#### Stated exercise
Images excluded, repeat each entry below exactly.

Records from a collection of figures:
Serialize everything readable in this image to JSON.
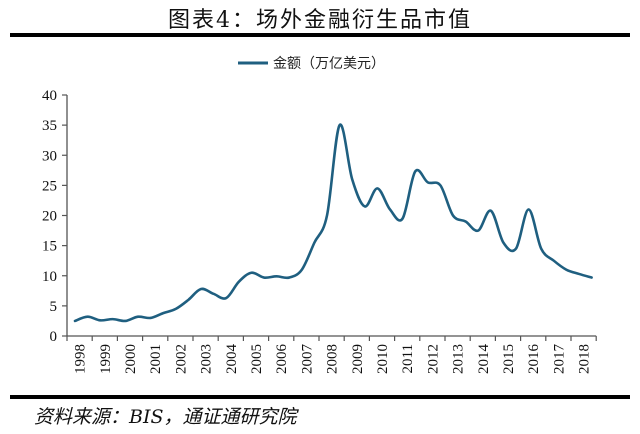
{
  "title": "图表4：场外金融衍生品市值",
  "source": "资料来源：BIS，通证通研究院",
  "colors": {
    "line": "#1f5f80",
    "axis": "#555555"
  },
  "chart_data": {
    "type": "line",
    "title": "图表4：场外金融衍生品市值",
    "xlabel": "",
    "ylabel": "",
    "ylim": [
      0,
      40
    ],
    "yticks": [
      0,
      5,
      10,
      15,
      20,
      25,
      30,
      35,
      40
    ],
    "categories": [
      "1998",
      "1999",
      "2000",
      "2001",
      "2002",
      "2003",
      "2004",
      "2005",
      "2006",
      "2007",
      "2008",
      "2009",
      "2010",
      "2011",
      "2012",
      "2013",
      "2014",
      "2015",
      "2016",
      "2017",
      "2018"
    ],
    "legend": {
      "position": "top",
      "entries": [
        "金额（万亿美元）"
      ]
    },
    "grid": false,
    "series": [
      {
        "name": "金额（万亿美元）",
        "x": [
          1998.0,
          1998.5,
          1999.0,
          1999.5,
          2000.0,
          2000.5,
          2001.0,
          2001.5,
          2002.0,
          2002.5,
          2003.0,
          2003.5,
          2004.0,
          2004.5,
          2005.0,
          2005.5,
          2006.0,
          2006.5,
          2007.0,
          2007.5,
          2008.0,
          2008.5,
          2009.0,
          2009.5,
          2010.0,
          2010.5,
          2011.0,
          2011.5,
          2012.0,
          2012.5,
          2013.0,
          2013.5,
          2014.0,
          2014.5,
          2015.0,
          2015.5,
          2016.0,
          2016.5,
          2017.0,
          2017.5,
          2018.0,
          2018.5
        ],
        "values": [
          2.5,
          3.2,
          2.6,
          2.8,
          2.5,
          3.2,
          3.0,
          3.8,
          4.5,
          6.0,
          7.8,
          7.0,
          6.3,
          9.0,
          10.5,
          9.7,
          9.9,
          9.7,
          11.0,
          15.5,
          20.0,
          35.0,
          26.0,
          21.5,
          24.5,
          21.0,
          19.5,
          27.3,
          25.5,
          25.0,
          20.0,
          19.0,
          17.5,
          20.8,
          15.5,
          14.5,
          21.0,
          14.5,
          12.5,
          11.0,
          10.3,
          9.7
        ]
      }
    ]
  }
}
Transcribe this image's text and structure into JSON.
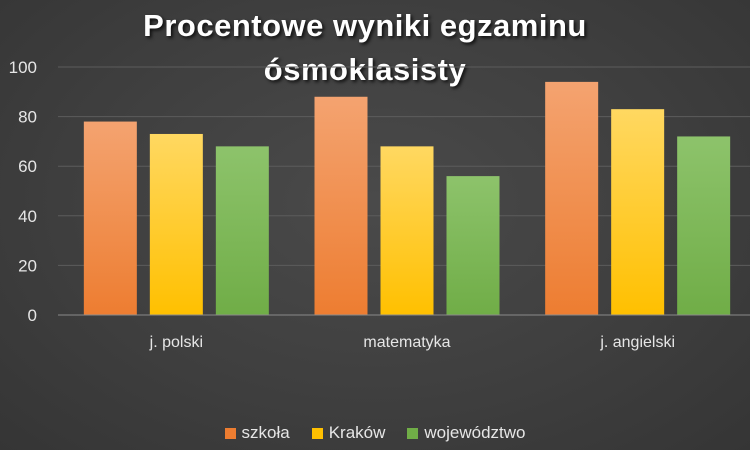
{
  "chart_data": {
    "type": "bar",
    "title_lines": [
      "Procentowe wyniki egzaminu",
      "ósmoklasisty"
    ],
    "categories": [
      "j. polski",
      "matematyka",
      "j. angielski"
    ],
    "series": [
      {
        "name": "szkoła",
        "values": [
          78,
          88,
          94
        ],
        "color": "#ED7D31",
        "color_light": "#F4A370"
      },
      {
        "name": "Kraków",
        "values": [
          73,
          68,
          83
        ],
        "color": "#FFC000",
        "color_light": "#FFD861"
      },
      {
        "name": "województwo",
        "values": [
          68,
          56,
          72
        ],
        "color": "#70AD47",
        "color_light": "#8DC36B"
      }
    ],
    "ylim": [
      0,
      100
    ],
    "yticks": [
      0,
      20,
      40,
      60,
      80,
      100
    ],
    "grid": true,
    "legend_position": "bottom",
    "background": "#404040"
  }
}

#### The answer
Serialize everything readable in this image to JSON.
{
  "title": "图表4：场外金融衍生品市值",
  "source": "资料来源：BIS，通证通研究院",
  "colors": {
    "line": "#1f5f80",
    "axis": "#555555"
  },
  "chart_data": {
    "type": "line",
    "title": "图表4：场外金融衍生品市值",
    "xlabel": "",
    "ylabel": "",
    "ylim": [
      0,
      40
    ],
    "yticks": [
      0,
      5,
      10,
      15,
      20,
      25,
      30,
      35,
      40
    ],
    "categories": [
      "1998",
      "1999",
      "2000",
      "2001",
      "2002",
      "2003",
      "2004",
      "2005",
      "2006",
      "2007",
      "2008",
      "2009",
      "2010",
      "2011",
      "2012",
      "2013",
      "2014",
      "2015",
      "2016",
      "2017",
      "2018"
    ],
    "legend": {
      "position": "top",
      "entries": [
        "金额（万亿美元）"
      ]
    },
    "grid": false,
    "series": [
      {
        "name": "金额（万亿美元）",
        "x": [
          1998.0,
          1998.5,
          1999.0,
          1999.5,
          2000.0,
          2000.5,
          2001.0,
          2001.5,
          2002.0,
          2002.5,
          2003.0,
          2003.5,
          2004.0,
          2004.5,
          2005.0,
          2005.5,
          2006.0,
          2006.5,
          2007.0,
          2007.5,
          2008.0,
          2008.5,
          2009.0,
          2009.5,
          2010.0,
          2010.5,
          2011.0,
          2011.5,
          2012.0,
          2012.5,
          2013.0,
          2013.5,
          2014.0,
          2014.5,
          2015.0,
          2015.5,
          2016.0,
          2016.5,
          2017.0,
          2017.5,
          2018.0,
          2018.5
        ],
        "values": [
          2.5,
          3.2,
          2.6,
          2.8,
          2.5,
          3.2,
          3.0,
          3.8,
          4.5,
          6.0,
          7.8,
          7.0,
          6.3,
          9.0,
          10.5,
          9.7,
          9.9,
          9.7,
          11.0,
          15.5,
          20.0,
          35.0,
          26.0,
          21.5,
          24.5,
          21.0,
          19.5,
          27.3,
          25.5,
          25.0,
          20.0,
          19.0,
          17.5,
          20.8,
          15.5,
          14.5,
          21.0,
          14.5,
          12.5,
          11.0,
          10.3,
          9.7
        ]
      }
    ]
  }
}
Transcribe this image's text and structure into JSON.
{
  "chart_data": {
    "type": "bar",
    "title_lines": [
      "Procentowe wyniki egzaminu",
      "ósmoklasisty"
    ],
    "categories": [
      "j. polski",
      "matematyka",
      "j. angielski"
    ],
    "series": [
      {
        "name": "szkoła",
        "values": [
          78,
          88,
          94
        ],
        "color": "#ED7D31",
        "color_light": "#F4A370"
      },
      {
        "name": "Kraków",
        "values": [
          73,
          68,
          83
        ],
        "color": "#FFC000",
        "color_light": "#FFD861"
      },
      {
        "name": "województwo",
        "values": [
          68,
          56,
          72
        ],
        "color": "#70AD47",
        "color_light": "#8DC36B"
      }
    ],
    "ylim": [
      0,
      100
    ],
    "yticks": [
      0,
      20,
      40,
      60,
      80,
      100
    ],
    "grid": true,
    "legend_position": "bottom",
    "background": "#404040"
  }
}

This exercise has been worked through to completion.